** To do **
State how many lines of the entries below hold the word "their"; reply with nothing but the number.

** Begin Recorded data **

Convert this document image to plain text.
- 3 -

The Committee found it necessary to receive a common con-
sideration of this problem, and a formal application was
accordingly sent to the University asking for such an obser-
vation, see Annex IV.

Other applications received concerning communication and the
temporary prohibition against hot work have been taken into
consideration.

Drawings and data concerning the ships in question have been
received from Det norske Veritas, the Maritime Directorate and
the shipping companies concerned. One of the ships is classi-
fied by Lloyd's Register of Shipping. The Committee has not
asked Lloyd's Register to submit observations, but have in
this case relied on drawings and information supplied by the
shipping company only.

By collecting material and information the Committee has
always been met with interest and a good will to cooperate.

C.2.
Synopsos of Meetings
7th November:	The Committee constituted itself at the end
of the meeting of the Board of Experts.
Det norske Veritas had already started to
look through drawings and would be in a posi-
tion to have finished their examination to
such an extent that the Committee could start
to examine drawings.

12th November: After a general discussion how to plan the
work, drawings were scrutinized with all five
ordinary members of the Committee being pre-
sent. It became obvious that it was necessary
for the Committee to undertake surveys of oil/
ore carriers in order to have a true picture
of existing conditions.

** End Recorded data **
** Begin Recorded data **

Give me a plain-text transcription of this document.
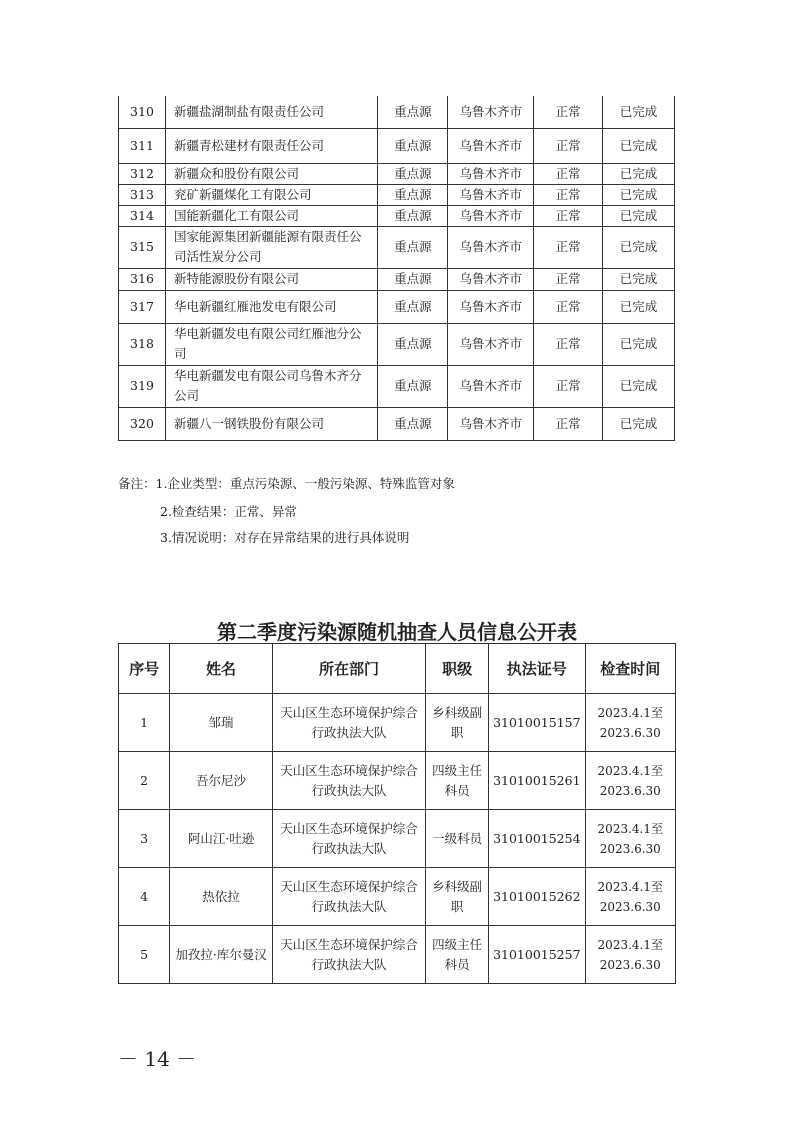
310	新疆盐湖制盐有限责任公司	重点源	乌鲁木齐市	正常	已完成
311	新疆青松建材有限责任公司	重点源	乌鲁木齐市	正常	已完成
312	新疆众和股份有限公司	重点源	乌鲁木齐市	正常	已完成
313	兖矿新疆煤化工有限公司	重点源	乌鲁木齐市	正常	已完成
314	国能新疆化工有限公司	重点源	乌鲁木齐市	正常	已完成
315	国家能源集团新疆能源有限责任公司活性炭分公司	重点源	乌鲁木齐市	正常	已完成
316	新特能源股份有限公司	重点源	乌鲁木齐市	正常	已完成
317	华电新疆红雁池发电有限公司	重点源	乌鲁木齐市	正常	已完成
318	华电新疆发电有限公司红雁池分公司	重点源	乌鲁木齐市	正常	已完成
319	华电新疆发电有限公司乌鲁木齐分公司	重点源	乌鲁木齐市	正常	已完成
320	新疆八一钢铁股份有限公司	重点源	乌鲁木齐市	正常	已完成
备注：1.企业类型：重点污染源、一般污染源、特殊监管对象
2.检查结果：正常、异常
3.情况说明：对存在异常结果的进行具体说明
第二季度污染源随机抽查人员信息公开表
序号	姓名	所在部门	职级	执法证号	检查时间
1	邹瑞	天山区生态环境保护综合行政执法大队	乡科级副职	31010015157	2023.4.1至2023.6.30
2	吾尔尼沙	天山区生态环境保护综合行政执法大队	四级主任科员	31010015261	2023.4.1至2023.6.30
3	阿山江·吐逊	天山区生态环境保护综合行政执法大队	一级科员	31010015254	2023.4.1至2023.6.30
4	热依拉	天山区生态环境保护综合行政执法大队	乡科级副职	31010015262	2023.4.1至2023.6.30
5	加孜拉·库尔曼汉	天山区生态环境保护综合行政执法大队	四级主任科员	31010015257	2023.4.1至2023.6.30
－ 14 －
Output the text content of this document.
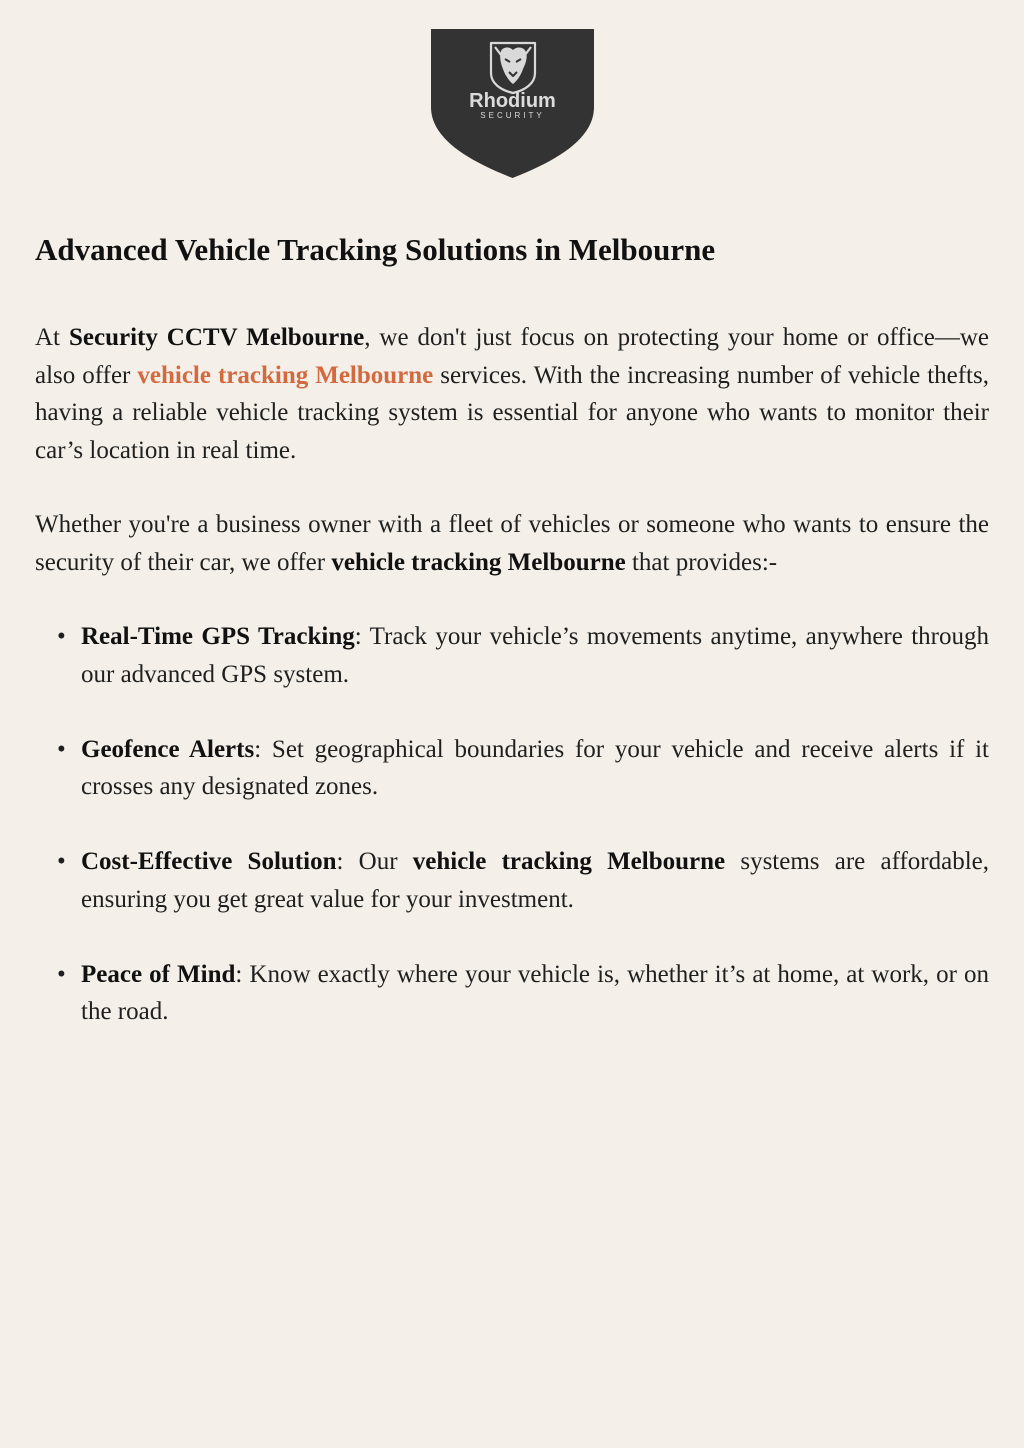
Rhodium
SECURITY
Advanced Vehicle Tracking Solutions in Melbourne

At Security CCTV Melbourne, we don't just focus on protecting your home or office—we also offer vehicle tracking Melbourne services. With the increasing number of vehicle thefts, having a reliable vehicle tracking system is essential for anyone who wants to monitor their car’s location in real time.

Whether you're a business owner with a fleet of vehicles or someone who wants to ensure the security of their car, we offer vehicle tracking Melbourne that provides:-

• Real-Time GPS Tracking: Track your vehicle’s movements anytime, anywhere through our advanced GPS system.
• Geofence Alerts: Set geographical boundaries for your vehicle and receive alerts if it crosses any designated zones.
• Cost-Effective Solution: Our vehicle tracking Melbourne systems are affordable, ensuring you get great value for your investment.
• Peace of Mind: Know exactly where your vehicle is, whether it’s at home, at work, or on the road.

** End Recorded data **
** Begin Recorded data **

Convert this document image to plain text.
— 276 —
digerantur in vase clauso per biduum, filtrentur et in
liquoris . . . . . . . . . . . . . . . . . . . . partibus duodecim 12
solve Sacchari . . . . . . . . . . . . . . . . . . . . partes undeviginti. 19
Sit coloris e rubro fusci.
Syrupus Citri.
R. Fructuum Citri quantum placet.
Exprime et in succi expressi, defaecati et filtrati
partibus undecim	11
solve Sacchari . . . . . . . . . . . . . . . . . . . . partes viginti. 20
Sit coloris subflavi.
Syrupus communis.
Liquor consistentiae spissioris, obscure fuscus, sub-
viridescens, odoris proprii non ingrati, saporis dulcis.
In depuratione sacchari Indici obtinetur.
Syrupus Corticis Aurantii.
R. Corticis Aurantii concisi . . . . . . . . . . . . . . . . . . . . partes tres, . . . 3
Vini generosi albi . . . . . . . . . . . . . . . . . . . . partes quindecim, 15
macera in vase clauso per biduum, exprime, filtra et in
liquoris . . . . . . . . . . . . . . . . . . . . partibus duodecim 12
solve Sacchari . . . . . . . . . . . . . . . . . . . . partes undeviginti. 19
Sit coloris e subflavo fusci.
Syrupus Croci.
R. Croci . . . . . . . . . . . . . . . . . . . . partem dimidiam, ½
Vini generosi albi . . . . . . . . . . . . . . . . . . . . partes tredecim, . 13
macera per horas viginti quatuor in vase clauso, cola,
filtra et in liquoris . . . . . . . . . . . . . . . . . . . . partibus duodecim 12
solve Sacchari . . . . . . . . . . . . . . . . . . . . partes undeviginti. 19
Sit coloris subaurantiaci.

** End Recorded data **

** Finished answer **
3